Exercise brief:
Reproduce the following material exactly, including every line.

Data supplied:
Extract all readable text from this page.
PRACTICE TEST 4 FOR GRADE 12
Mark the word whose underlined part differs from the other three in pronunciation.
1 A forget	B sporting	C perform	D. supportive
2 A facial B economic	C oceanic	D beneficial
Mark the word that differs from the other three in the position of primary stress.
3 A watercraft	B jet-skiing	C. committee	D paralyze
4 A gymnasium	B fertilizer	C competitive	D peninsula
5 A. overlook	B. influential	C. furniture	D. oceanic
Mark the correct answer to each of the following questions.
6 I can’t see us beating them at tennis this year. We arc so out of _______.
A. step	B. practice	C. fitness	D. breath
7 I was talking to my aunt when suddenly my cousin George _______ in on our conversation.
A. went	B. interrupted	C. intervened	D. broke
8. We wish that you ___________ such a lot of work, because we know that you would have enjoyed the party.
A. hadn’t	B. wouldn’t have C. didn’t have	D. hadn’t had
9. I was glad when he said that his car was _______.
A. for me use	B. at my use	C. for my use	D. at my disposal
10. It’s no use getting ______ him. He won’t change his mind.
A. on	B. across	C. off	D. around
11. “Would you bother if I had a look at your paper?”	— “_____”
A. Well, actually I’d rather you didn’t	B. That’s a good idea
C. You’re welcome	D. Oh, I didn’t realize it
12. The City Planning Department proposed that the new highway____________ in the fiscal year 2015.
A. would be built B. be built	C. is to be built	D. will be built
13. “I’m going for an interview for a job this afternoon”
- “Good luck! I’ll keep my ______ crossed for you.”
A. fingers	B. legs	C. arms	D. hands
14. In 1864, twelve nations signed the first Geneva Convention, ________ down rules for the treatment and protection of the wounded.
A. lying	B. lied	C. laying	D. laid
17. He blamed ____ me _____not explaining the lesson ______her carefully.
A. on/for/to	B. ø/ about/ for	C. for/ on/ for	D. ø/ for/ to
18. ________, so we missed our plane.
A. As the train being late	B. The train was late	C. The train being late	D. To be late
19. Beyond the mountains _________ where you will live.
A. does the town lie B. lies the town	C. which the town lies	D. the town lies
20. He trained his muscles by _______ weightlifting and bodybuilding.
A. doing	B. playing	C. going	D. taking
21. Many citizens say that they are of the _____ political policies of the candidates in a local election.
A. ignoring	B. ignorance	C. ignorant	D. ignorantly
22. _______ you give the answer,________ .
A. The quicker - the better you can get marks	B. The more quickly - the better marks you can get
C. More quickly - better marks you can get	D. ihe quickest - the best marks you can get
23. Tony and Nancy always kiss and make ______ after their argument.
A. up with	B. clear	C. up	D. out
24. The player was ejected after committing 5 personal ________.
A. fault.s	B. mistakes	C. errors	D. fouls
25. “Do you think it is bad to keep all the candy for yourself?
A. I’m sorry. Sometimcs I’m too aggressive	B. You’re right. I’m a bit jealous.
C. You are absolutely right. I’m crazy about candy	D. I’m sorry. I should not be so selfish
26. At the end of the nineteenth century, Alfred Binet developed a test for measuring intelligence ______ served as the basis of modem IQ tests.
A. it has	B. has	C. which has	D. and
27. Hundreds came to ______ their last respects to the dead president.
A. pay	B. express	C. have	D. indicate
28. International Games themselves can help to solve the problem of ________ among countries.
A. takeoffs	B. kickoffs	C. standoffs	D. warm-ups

Final result:
Extract all readable text from this page.
PRACTICE TEST 4 FOR GRADE 12
Mark the word whose underlined part differs from the other three in pronunciation.
1 A forget	B sporting	C perform	D. supportive
2 A facial B economic	C oceanic	D beneficial
Mark the word that differs from the other three in the position of primary stress.
3 A watercraft	B jet-skiing	C. committee	D paralyze
4 A gymnasium	B fertilizer	C competitive	D peninsula
5 A. overlook	B. influential	C. furniture	D. oceanic
Mark the correct answer to each of the following questions.
6 I can’t see us beating them at tennis this year. We arc so out of _______.
A. step	B. practice	C. fitness	D. breath
7 I was talking to my aunt when suddenly my cousin George _______ in on our conversation.
A. went	B. interrupted	C. intervened	D. broke
8. We wish that you ___________ such a lot of work, because we know that you would have enjoyed the party.
A. hadn’t	B. wouldn’t have C. didn’t have	D. hadn’t had
9. I was glad when he said that his car was _______.
A. for me use	B. at my use	C. for my use	D. at my disposal
10. It’s no use getting ______ him. He won’t change his mind.
A. on	B. across	C. off	D. around
11. “Would you bother if I had a look at your paper?”	— “_____”
A. Well, actually I’d rather you didn’t	B. That’s a good idea
C. You’re welcome	D. Oh, I didn’t realize it
12. The City Planning Department proposed that the new highway____________ in the fiscal year 2015.
A. would be built B. be built	C. is to be built	D. will be built
13. “I’m going for an interview for a job this afternoon”
- “Good luck! I’ll keep my ______ crossed for you.”
A. fingers	B. legs	C. arms	D. hands
14. In 1864, twelve nations signed the first Geneva Convention, ________ down rules for the treatment and protection of the wounded.
A. lying	B. lied	C. laying	D. laid
17. He blamed ____ me _____not explaining the lesson ______her carefully.
A. on/for/to	B. ø/ about/ for	C. for/ on/ for	D. ø/ for/ to
18. ________, so we missed our plane.
A. As the train being late	B. The train was late	C. The train being late	D. To be late
19. Beyond the mountains _________ where you will live.
A. does the town lie B. lies the town	C. which the town lies	D. the town lies
20. He trained his muscles by _______ weightlifting and bodybuilding.
A. doing	B. playing	C. going	D. taking
21. Many citizens say that they are of the _____ political policies of the candidates in a local election.
A. ignoring	B. ignorance	C. ignorant	D. ignorantly
22. _______ you give the answer,________ .
A. The quicker - the better you can get marks	B. The more quickly - the better marks you can get
C. More quickly - better marks you can get	D. ihe quickest - the best marks you can get
23. Tony and Nancy always kiss and make ______ after their argument.
A. up with	B. clear	C. up	D. out
24. The player was ejected after committing 5 personal ________.
A. fault.s	B. mistakes	C. errors	D. fouls
25. “Do you think it is bad to keep all the candy for yourself?
A. I’m sorry. Sometimcs I’m too aggressive	B. You’re right. I’m a bit jealous.
C. You are absolutely right. I’m crazy about candy	D. I’m sorry. I should not be so selfish
26. At the end of the nineteenth century, Alfred Binet developed a test for measuring intelligence ______ served as the basis of modem IQ tests.
A. it has	B. has	C. which has	D. and
27. Hundreds came to ______ their last respects to the dead president.
A. pay	B. express	C. have	D. indicate
28. International Games themselves can help to solve the problem of ________ among countries.
A. takeoffs	B. kickoffs	C. standoffs	D. warm-ups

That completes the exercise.